Start DATA FOR THE TASK

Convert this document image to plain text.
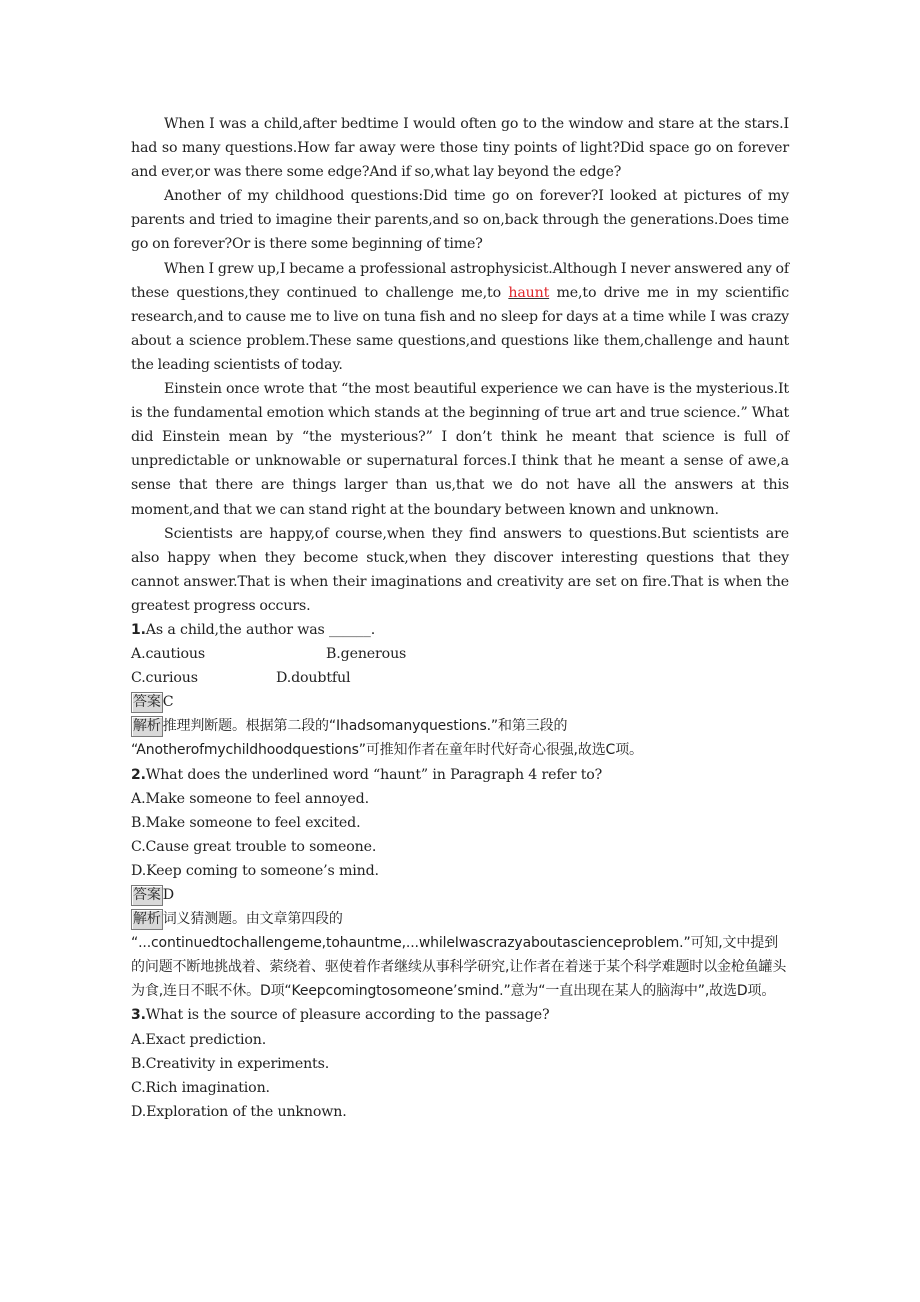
When I was a child,after bedtime I would often go to the window and stare at the stars.I had so many questions.How far away were those tiny points of light?Did space go on forever and ever,or was there some edge?And if so,what lay beyond the edge?

Another of my childhood questions:Did time go on forever?I looked at pictures of my parents and tried to imagine their parents,and so on,back through the generations.Does time go on forever?Or is there some beginning of time?

When I grew up,I became a professional astrophysicist.Although I never answered any of these questions,they continued to challenge me,to haunt me,to drive me in my scientific research,and to cause me to live on tuna fish and no sleep for days at a time while I was crazy about a science problem.These same questions,and questions like them,challenge and haunt the leading scientists of today.

Einstein once wrote that “the most beautiful experience we can have is the mysterious.It is the fundamental emotion which stands at the beginning of true art and true science.” What did Einstein mean by “the mysterious?” I don’t think he meant that science is full of unpredictable or unknowable or supernatural forces.I think that he meant a sense of awe,a sense that there are things larger than us,that we do not have all the answers at this moment,and that we can stand right at the boundary between known and unknown.

Scientists are happy,of course,when they find answers to questions.But scientists are also happy when they become stuck,when they discover interesting questions that they cannot answer.That is when their imaginations and creativity are set on fire.That is when the greatest progress occurs.

1.As a child,the author was ______.

A.cautious	B.generous
C.curious	D.doubtful

答案 C

解析 推理判断题。根据第二段的“Ihadsomanyquestions.”和第三段的

“Anotherofmychildhoodquestions”可推知作者在童年时代好奇心很强,故选C项。

2.What does the underlined word “haunt” in Paragraph 4 refer to?

A.Make someone to feel annoyed.

B.Make someone to feel excited.

C.Cause great trouble to someone.

D.Keep coming to someone’s mind.

答案 D

解析 词义猜测题。由文章第四段的

“...continuedtochallengeme,tohauntme,...whileIwascrazyaboutascienceproblem.”可知,文中提到的问题不断地挑战着、萦绕着、驱使着作者继续从事科学研究,让作者在着迷于某个科学难题时以金枪鱼罐头为食,连日不眠不休。D项“Keepcomingtosomeone’smind.”意为“一直出现在某人的脑海中”,故选D项。

3.What is the source of pleasure according to the passage?

A.Exact prediction.

B.Creativity in experiments.

C.Rich imagination.

D.Exploration of the unknown.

End DATA FOR THE TASK

From the data above, write out everything exactly except the pictures.

Convert this document image to plain text.
When I was a child,after bedtime I would often go to the window and stare at the stars.I had so many questions.How far away were those tiny points of light?Did space go on forever and ever,or was there some edge?And if so,what lay beyond the edge?

Another of my childhood questions:Did time go on forever?I looked at pictures of my parents and tried to imagine their parents,and so on,back through the generations.Does time go on forever?Or is there some beginning of time?

When I grew up,I became a professional astrophysicist.Although I never answered any of these questions,they continued to challenge me,to haunt me,to drive me in my scientific research,and to cause me to live on tuna fish and no sleep for days at a time while I was crazy about a science problem.These same questions,and questions like them,challenge and haunt the leading scientists of today.

Einstein once wrote that “the most beautiful experience we can have is the mysterious.It is the fundamental emotion which stands at the beginning of true art and true science.” What did Einstein mean by “the mysterious?” I don’t think he meant that science is full of unpredictable or unknowable or supernatural forces.I think that he meant a sense of awe,a sense that there are things larger than us,that we do not have all the answers at this moment,and that we can stand right at the boundary between known and unknown.

Scientists are happy,of course,when they find answers to questions.But scientists are also happy when they become stuck,when they discover interesting questions that they cannot answer.That is when their imaginations and creativity are set on fire.That is when the greatest progress occurs.

1.As a child,the author was ______.

A.cautious	B.generous
C.curious	D.doubtful

答案 C

解析 推理判断题。根据第二段的“Ihadsomanyquestions.”和第三段的

“Anotherofmychildhoodquestions”可推知作者在童年时代好奇心很强,故选C项。

2.What does the underlined word “haunt” in Paragraph 4 refer to?

A.Make someone to feel annoyed.

B.Make someone to feel excited.

C.Cause great trouble to someone.

D.Keep coming to someone’s mind.

答案 D

解析 词义猜测题。由文章第四段的

“...continuedtochallengeme,tohauntme,...whileIwascrazyaboutascienceproblem.”可知,文中提到的问题不断地挑战着、萦绕着、驱使着作者继续从事科学研究,让作者在着迷于某个科学难题时以金枪鱼罐头为食,连日不眠不休。D项“Keepcomingtosomeone’smind.”意为“一直出现在某人的脑海中”,故选D项。

3.What is the source of pleasure according to the passage?

A.Exact prediction.

B.Creativity in experiments.

C.Rich imagination.

D.Exploration of the unknown.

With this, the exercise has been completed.